→ **TAREFA A**:
No editorial sobre o trabalho análogo à escravidão, o que é apontado como o principal combustível dessa prática criminosa?
→ **TAREFA B**:
Relacione todos os locais para onde, segundo o editorial sobre o trabalho análogo à escravidão, os trabalhadores são atraídos.
→ **TAREFA C**:
Transcreva do editorial o trecho que começa em "O combate ao" e termina em "dessa prática criminosa.".

→ **TEXTO DE ESTUDO**:
※

Correio da Manhã
EDITORIAL

Combate análogo à escravidão é corriqueiro

Combate análogo à escravidão é corriqueiro

Apesar dos avanços institucionais e da consolidação de leis trabalhistas mais rígidas, o Brasil ainda convive, no século XXI, com situações degradantes que remetem ao período mais sombrio de sua história: o trabalho análogo à escravidão. A permanência desse problema revela uma contradição profunda entre os princípios constitucionais de dignidade humana e a realidade enfrentada por milhares de trabalhadores invisibilizados, sobretudo em regiões marcadas pela pobreza, pela ausência do Estado e pela exploração econômica desenfreada.

O combate ao trabalho escravo contemporâneo esbarra, antes de tudo, na desigualdade social. Em um país onde milhões de pessoas sobrevivem em condições precárias, promessas de emprego e moradia tornam-se instrumentos fáceis de aliciamento. Trabalhadores são atraídos para fazendas, garimpos, carvoarias, oficinas clandestinas e até residências urbanas, onde acabam submetidos a jornadas exaustivas, restrição de liberdade, servidão por dívida e condições desumanas de sobrevivência. A vulnerabilidade econômica continua sendo o principal combustível dessa prática criminosa.

Outro grande desafio está na fiscalização. Embora o Brasil seja reconhecido internacionalmente por mecanismos importantes, como os grupos móveis de inspeção e a chamada "lista suja" de empregadores, a estrutura de combate ainda é insuficiente diante da dimensão territorial do país. A redução de investimentos públicos, o número limitado de auditores fiscais e as pressões políticas de setores econômicos influentes dificultam ações permanentes e efetivas. Em muitos casos, o lucro obtido pela exploração ilegal ainda supera o medo da punição.

※

[Entradas da coleção]
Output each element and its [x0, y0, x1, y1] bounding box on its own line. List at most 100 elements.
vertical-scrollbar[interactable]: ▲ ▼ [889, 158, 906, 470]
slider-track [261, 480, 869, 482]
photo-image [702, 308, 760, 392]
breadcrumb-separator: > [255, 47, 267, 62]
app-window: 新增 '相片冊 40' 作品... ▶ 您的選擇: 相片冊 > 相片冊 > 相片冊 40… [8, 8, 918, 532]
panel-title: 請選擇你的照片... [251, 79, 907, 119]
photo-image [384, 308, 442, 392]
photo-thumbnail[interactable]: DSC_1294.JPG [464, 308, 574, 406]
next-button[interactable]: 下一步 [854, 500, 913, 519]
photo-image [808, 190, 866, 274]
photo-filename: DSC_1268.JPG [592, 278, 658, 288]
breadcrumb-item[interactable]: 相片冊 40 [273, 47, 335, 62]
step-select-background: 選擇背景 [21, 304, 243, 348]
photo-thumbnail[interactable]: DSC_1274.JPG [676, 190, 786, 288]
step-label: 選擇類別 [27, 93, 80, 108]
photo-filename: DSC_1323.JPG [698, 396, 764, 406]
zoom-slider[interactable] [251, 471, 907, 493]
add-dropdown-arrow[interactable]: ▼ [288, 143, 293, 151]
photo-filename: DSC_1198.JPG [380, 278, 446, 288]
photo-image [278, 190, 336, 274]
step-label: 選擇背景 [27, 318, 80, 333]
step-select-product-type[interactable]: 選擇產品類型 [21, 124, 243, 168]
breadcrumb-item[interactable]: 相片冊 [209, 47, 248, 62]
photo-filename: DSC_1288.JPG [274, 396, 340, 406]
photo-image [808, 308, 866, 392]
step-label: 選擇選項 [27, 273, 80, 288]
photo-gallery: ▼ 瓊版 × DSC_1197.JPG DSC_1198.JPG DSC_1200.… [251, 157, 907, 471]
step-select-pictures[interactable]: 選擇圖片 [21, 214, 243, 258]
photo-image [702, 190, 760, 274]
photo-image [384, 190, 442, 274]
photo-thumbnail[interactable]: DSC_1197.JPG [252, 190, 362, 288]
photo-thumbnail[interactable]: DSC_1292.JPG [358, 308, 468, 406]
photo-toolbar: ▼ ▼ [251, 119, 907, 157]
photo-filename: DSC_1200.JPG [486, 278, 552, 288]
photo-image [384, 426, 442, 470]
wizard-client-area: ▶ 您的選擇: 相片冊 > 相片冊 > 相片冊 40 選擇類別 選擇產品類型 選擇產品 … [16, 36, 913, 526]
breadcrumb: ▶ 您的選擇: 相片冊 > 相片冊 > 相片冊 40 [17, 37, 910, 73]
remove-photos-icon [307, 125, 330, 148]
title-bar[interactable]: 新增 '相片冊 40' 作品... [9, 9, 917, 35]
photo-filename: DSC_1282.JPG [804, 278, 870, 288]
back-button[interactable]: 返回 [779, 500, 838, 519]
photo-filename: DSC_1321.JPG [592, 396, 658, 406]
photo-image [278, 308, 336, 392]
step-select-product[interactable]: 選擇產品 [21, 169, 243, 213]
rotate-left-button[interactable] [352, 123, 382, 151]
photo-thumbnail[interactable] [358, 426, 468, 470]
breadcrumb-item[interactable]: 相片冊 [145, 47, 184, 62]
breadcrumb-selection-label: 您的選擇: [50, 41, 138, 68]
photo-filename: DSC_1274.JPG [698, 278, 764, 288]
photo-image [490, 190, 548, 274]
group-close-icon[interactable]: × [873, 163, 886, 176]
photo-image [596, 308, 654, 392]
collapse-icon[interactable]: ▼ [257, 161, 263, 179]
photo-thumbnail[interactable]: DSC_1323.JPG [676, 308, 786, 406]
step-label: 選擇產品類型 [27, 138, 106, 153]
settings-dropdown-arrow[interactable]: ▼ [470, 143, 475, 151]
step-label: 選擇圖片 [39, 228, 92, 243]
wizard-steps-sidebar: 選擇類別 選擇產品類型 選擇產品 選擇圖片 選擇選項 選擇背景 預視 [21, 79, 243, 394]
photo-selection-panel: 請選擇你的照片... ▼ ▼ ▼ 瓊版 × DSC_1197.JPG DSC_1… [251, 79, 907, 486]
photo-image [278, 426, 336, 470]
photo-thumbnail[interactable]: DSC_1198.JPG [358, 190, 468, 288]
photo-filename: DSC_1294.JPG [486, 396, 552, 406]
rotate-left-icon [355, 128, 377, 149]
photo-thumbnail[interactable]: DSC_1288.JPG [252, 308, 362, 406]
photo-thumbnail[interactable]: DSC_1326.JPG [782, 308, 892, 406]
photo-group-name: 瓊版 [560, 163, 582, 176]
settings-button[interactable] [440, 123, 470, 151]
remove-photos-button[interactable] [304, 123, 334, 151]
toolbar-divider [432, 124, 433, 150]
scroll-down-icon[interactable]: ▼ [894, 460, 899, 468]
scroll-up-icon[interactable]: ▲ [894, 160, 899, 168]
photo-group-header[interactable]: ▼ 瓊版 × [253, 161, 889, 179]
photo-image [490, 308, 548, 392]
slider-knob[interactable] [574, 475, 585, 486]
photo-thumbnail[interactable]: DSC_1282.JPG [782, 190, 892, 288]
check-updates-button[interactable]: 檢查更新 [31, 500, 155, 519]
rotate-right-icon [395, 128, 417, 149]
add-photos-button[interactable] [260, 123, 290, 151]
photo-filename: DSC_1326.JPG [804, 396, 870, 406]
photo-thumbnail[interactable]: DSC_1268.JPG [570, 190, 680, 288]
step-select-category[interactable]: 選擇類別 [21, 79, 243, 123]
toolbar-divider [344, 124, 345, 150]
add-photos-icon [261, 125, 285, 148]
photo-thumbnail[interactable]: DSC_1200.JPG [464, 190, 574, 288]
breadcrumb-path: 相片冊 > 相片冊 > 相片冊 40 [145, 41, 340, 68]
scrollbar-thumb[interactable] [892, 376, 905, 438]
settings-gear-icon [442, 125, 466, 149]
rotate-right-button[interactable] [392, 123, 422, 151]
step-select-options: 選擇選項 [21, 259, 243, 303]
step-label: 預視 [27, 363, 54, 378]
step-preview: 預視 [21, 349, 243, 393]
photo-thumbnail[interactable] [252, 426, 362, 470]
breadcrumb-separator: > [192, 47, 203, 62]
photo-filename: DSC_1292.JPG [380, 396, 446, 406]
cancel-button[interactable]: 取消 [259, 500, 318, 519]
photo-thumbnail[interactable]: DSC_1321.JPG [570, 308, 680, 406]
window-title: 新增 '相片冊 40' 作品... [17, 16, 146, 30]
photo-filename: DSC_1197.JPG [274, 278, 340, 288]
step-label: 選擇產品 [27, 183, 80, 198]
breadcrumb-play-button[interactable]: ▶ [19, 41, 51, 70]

※

→ **RESPOSTA A**:
A vulnerabilidade econômica.

→ **RESPOSTA B**:
Fazendas, garimpos, carvoarias, oficinas clandestinas e residências urbanas.

→ **RESPOSTA C**:
O combate ao trabalho escravo contemporâneo esbarra, antes de tudo, na desigualdade social. Em um país onde milhões de pessoas sobrevivem em condições precárias, promessas de emprego e moradia tornam-se instrumentos fáceis de aliciamento. Trabalhadores são atraídos para fazendas, garimpos, carvoarias, oficinas clandestinas e até residências urbanas, onde acabam submetidos a jornadas exaustivas, restrição de liberdade, servidão por dívida e condições desumanas de sobrevivência. A vulnerabilidade econômica continua sendo o principal combustível dessa prática criminosa.